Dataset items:
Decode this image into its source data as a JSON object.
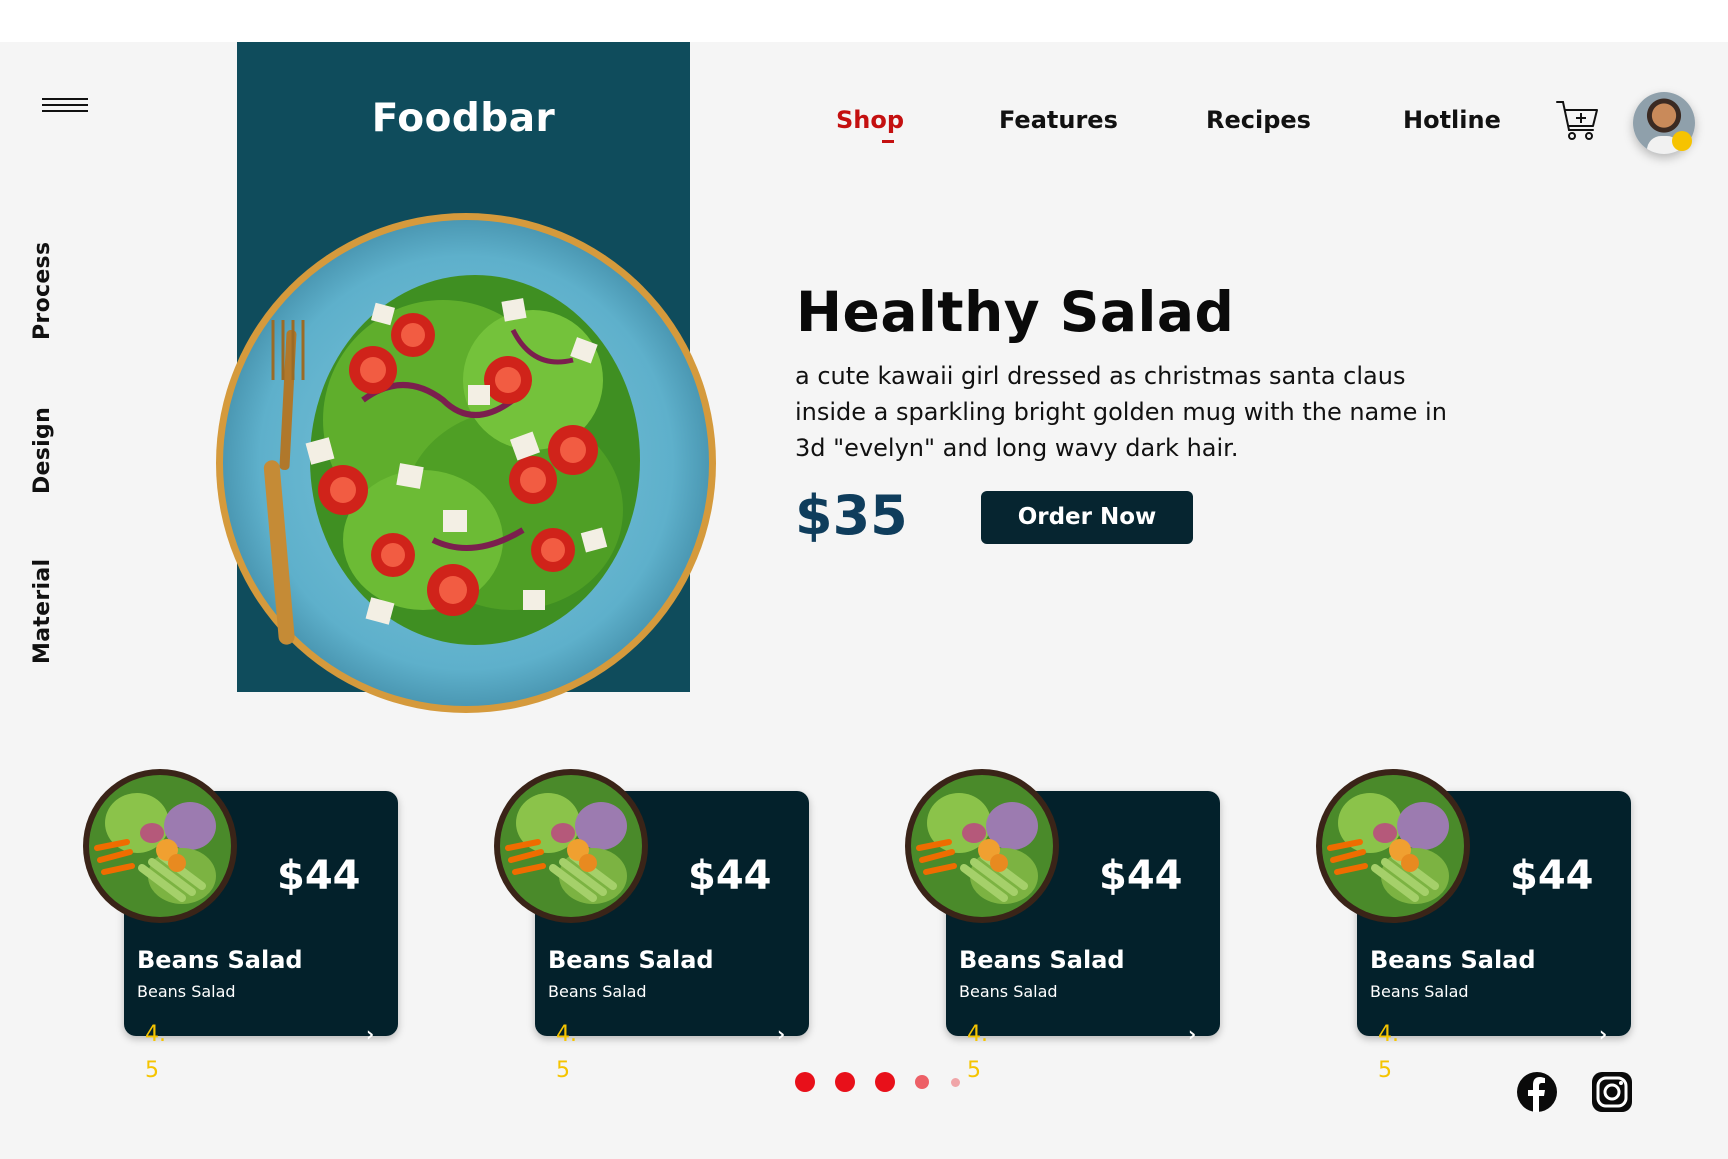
{
  "brand": "Foodbar",
  "sidebar": {
    "items": [
      "Process",
      "Design",
      "Material"
    ]
  },
  "nav": {
    "items": [
      "Shop",
      "Features",
      "Recipes",
      "Hotline"
    ],
    "active": "Shop"
  },
  "hero": {
    "title": "Healthy Salad",
    "description": "a cute kawaii girl dressed as christmas santa claus inside a sparkling bright golden mug with the name in 3d \"evelyn\" and long wavy dark hair.",
    "price": "$35",
    "cta": "Order Now"
  },
  "cards": [
    {
      "price": "$44",
      "name": "Beans Salad",
      "subtitle": "Beans Salad",
      "rating": "4.5"
    },
    {
      "price": "$44",
      "name": "Beans Salad",
      "subtitle": "Beans Salad",
      "rating": "4.5"
    },
    {
      "price": "$44",
      "name": "Beans Salad",
      "subtitle": "Beans Salad",
      "rating": "4.5"
    },
    {
      "price": "$44",
      "name": "Beans Salad",
      "subtitle": "Beans Salad",
      "rating": "4.5"
    }
  ],
  "carousel": {
    "dot_count": 5,
    "active_index": 0
  },
  "icons": [
    "menu-icon",
    "cart-icon",
    "avatar",
    "chevron-right-icon",
    "facebook-icon",
    "instagram-icon"
  ],
  "colors": {
    "panel": "#0f4c5c",
    "accent": "#c41010",
    "dark": "#062530",
    "price": "#0f3d5c",
    "rating": "#f5c400",
    "dot": "#e8101a"
  }
}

#### [STATED TASK]
From the listing above, collect each line in which the string "dark" appears.

#### [THE SOLUTION]
    "description": "a cute kawaii girl dressed as christmas santa claus inside a sparkling bright golden mug with the name in 3d \"evelyn\" and long wavy dark hair.",
    "dark": "#062530",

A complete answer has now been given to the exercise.